Exercise:
Read the entries below and pull out each line with the string "views".

Dataset:

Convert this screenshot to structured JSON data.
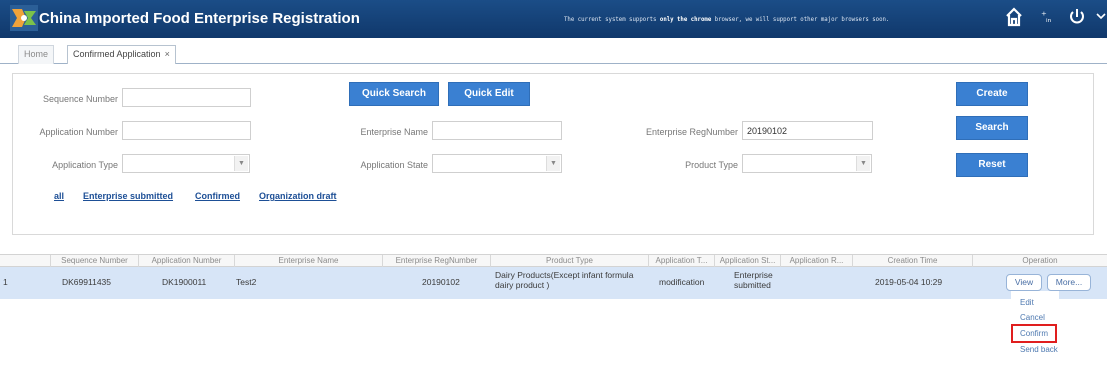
{
  "header": {
    "title": "China Imported Food Enterprise Registration",
    "notice_pre": "The current system supports",
    "notice_bold": "only the chrome",
    "notice_post": "browser, we will support other major browsers soon.",
    "icons": [
      "home-icon",
      "language-icon",
      "power-icon",
      "chevron-down-icon"
    ]
  },
  "tabs": [
    {
      "label": "Home"
    },
    {
      "label": "Confirmed Application",
      "close": "×"
    }
  ],
  "search": {
    "sequence_label": "Sequence Number",
    "sequence_value": "",
    "application_number_label": "Application Number",
    "application_number_value": "",
    "enterprise_name_label": "Enterprise Name",
    "enterprise_name_value": "",
    "enterprise_regnumber_label": "Enterprise RegNumber",
    "enterprise_regnumber_value": "20190102",
    "application_type_label": "Application Type",
    "application_type_value": "",
    "application_state_label": "Application State",
    "application_state_value": "",
    "product_type_label": "Product Type",
    "product_type_value": "",
    "buttons": {
      "quick_search": "Quick Search",
      "quick_edit": "Quick Edit",
      "create": "Create",
      "search": "Search",
      "reset": "Reset"
    },
    "quick_links": [
      "all",
      "Enterprise submitted",
      "Confirmed",
      "Organization draft"
    ]
  },
  "table": {
    "columns": [
      "Sequence Number",
      "Application Number",
      "Enterprise Name",
      "Enterprise RegNumber",
      "Product Type",
      "Application T...",
      "Application St...",
      "Application R...",
      "Creation Time",
      "Operation"
    ],
    "rows": [
      {
        "index": "1",
        "sequence_number": "DK69911435",
        "application_number": "DK1900011",
        "enterprise_name": "Test2",
        "regnumber": "20190102",
        "product_type": "Dairy Products(Except infant formula dairy product )",
        "application_type": "modification",
        "application_state": "Enterprise submitted",
        "application_r": "",
        "creation_time": "2019-05-04 10:29",
        "view_label": "View",
        "more_label": "More..."
      }
    ]
  },
  "more_menu": {
    "items": [
      "Edit",
      "Cancel",
      "Confirm",
      "Send back"
    ],
    "highlighted": "Confirm"
  },
  "colors": {
    "header": "#16447a",
    "button": "#3a80d2",
    "row_selected": "#d7e5f7",
    "highlight_box": "#e01e1e"
  }
}
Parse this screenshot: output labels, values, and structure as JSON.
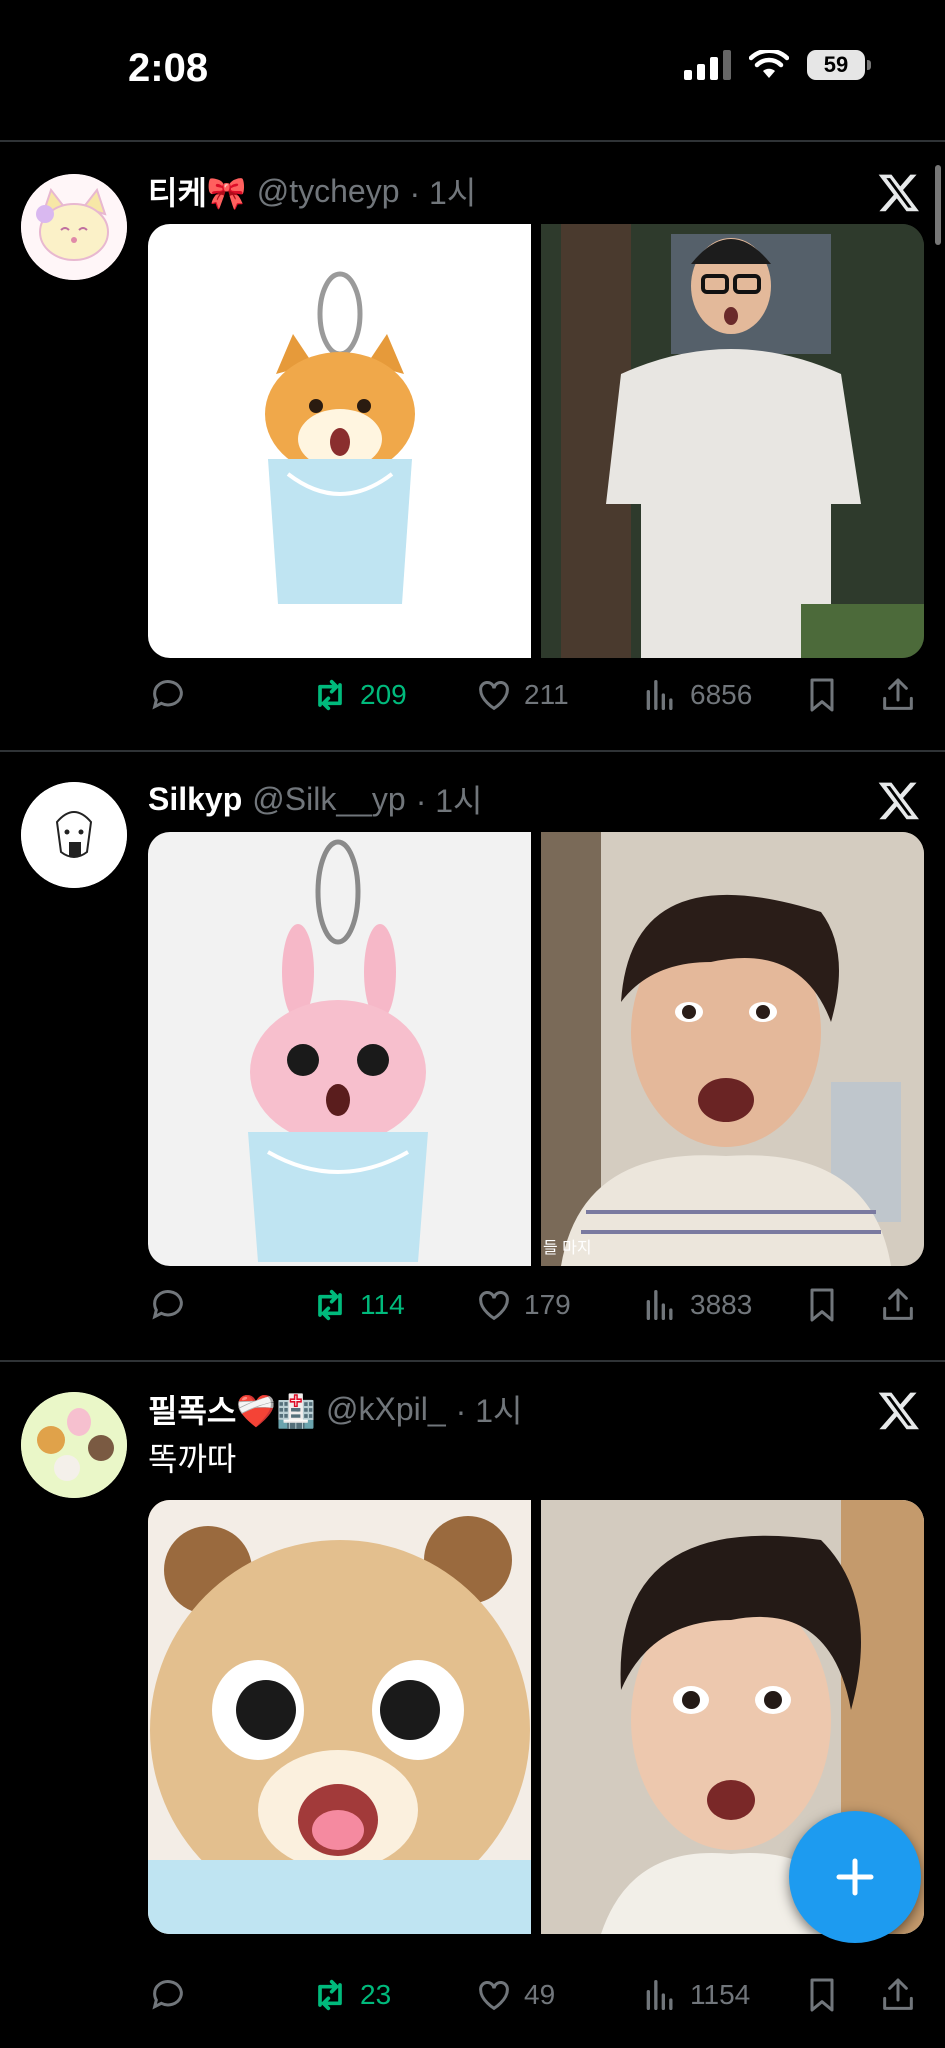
{
  "status": {
    "time": "2:08",
    "battery": "59"
  },
  "tweets": [
    {
      "name": "티케",
      "name_emoji": "🎀",
      "handle": "@tycheyp",
      "time": "· 1시",
      "text": "",
      "replies": "",
      "retweets": "209",
      "likes": "211",
      "views": "6856"
    },
    {
      "name": "Silkyp",
      "name_emoji": "",
      "handle": "@Silk__yp",
      "time": "· 1시",
      "text": "",
      "replies": "",
      "retweets": "114",
      "likes": "179",
      "views": "3883"
    },
    {
      "name": "필폭스",
      "name_emoji": "❤️‍🩹🏥",
      "handle": "@kXpil_",
      "time": "· 1시",
      "text": "똑까따",
      "replies": "",
      "retweets": "23",
      "likes": "49",
      "views": "1154"
    }
  ],
  "image_captions": {
    "video_overlay": "들 마지"
  },
  "icons": {
    "reply": "reply-icon",
    "retweet": "retweet-icon",
    "like": "heart-icon",
    "views": "views-icon",
    "bookmark": "bookmark-icon",
    "share": "share-icon",
    "compose": "compose-plus-icon",
    "x_logo": "x-logo-icon"
  },
  "colors": {
    "retweet_active": "#00ba7c",
    "fab": "#1d9bf0",
    "muted": "#71767b"
  }
}
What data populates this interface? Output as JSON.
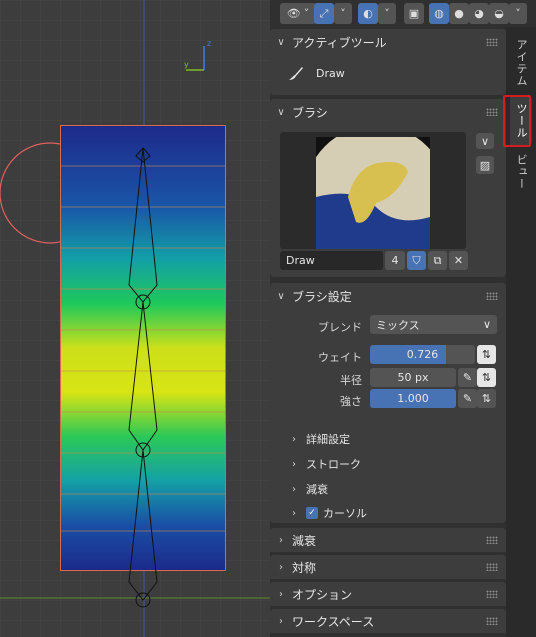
{
  "header": {
    "overlay_dropdown": "˅",
    "gizmo_dropdown": "˅",
    "shading_dropdown": "˅"
  },
  "tabs": {
    "item": "アイテム",
    "tool": "ツール",
    "view": "ビュー"
  },
  "active_tool": {
    "title": "アクティブツール",
    "tool_name": "Draw"
  },
  "brush": {
    "title": "ブラシ",
    "name": "Draw",
    "users": "4"
  },
  "brush_settings": {
    "title": "ブラシ設定",
    "blend_label": "ブレンド",
    "blend_value": "ミックス",
    "weight_label": "ウェイト",
    "weight_value": "0.726",
    "weight_fraction": 0.726,
    "radius_label": "半径",
    "radius_value": "50 px",
    "strength_label": "強さ",
    "strength_value": "1.000",
    "strength_fraction": 1.0,
    "advanced": "詳細設定",
    "stroke": "ストローク",
    "falloff": "減衰",
    "cursor": "カーソル"
  },
  "collapsed_sections": {
    "falloff": "減衰",
    "symmetry": "対称",
    "options": "オプション",
    "workspace": "ワークスペース"
  },
  "colors": {
    "accent": "#4772b3",
    "highlight": "#d21e1e"
  }
}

In response:
      "views": "6856"
      "views": "3883"
      "views": "1154"
    "views": "views-icon",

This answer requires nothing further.